ENTRIES SHOWN.
------

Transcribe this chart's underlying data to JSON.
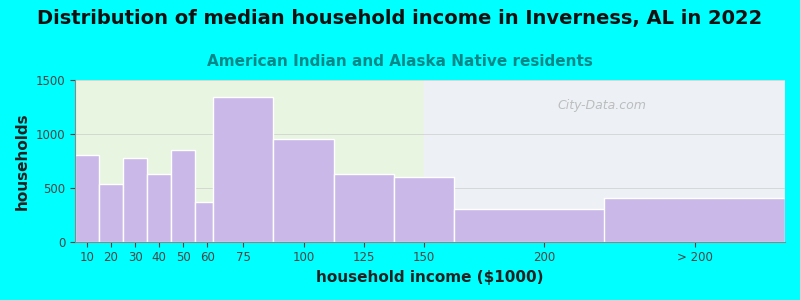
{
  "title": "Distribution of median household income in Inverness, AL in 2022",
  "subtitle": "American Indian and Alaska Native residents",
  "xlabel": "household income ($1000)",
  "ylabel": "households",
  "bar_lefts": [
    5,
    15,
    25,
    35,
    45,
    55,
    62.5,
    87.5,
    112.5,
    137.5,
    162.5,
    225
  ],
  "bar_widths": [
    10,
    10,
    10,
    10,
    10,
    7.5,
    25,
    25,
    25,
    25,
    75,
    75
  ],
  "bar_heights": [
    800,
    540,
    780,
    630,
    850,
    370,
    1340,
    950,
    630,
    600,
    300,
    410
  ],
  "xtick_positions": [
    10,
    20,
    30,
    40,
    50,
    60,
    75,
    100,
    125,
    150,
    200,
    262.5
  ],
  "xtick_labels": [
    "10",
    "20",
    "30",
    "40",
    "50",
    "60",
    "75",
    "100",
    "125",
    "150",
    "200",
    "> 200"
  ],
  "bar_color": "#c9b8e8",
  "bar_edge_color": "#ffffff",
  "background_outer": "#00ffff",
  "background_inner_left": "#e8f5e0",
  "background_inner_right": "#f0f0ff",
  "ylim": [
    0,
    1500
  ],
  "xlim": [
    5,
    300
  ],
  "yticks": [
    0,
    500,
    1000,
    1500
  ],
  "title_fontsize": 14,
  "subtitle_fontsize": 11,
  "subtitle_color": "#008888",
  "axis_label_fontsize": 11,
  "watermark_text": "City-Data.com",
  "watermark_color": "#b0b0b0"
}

------

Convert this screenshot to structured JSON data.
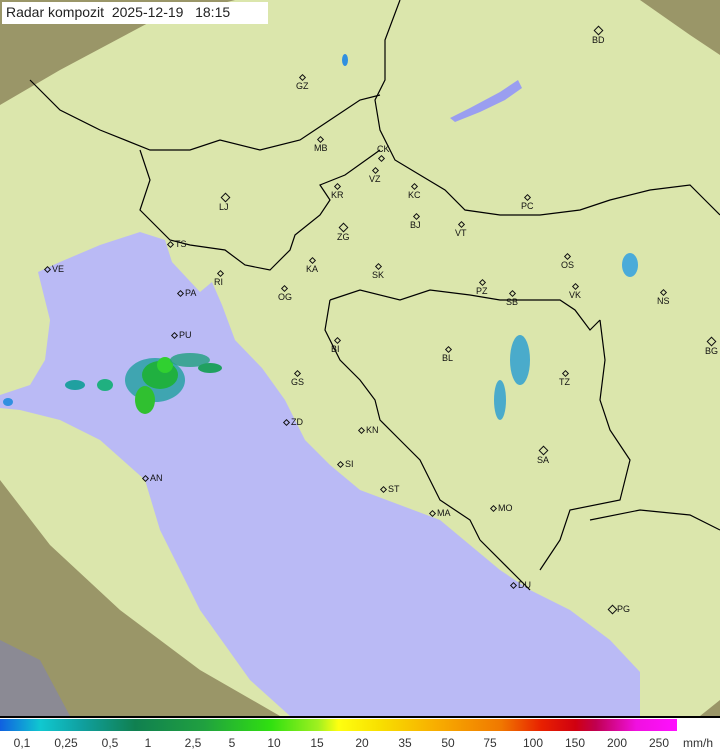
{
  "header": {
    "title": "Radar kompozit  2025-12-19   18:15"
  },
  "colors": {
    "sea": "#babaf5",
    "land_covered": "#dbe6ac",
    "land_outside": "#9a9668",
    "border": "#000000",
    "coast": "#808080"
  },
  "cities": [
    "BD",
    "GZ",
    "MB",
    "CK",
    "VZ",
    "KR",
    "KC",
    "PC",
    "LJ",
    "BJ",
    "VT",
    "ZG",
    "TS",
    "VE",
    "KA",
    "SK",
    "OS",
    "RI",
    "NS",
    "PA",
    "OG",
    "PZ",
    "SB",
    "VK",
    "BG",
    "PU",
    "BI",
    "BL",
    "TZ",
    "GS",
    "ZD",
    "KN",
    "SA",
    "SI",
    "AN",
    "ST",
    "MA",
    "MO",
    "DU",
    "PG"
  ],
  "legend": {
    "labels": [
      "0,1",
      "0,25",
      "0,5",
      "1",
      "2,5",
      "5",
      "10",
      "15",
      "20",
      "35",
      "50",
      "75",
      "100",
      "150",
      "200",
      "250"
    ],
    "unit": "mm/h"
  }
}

------

TO DO.
The records are above. How many lines in them contain the word "income"? Give the number alone.

EXPECTED ANSWER.
2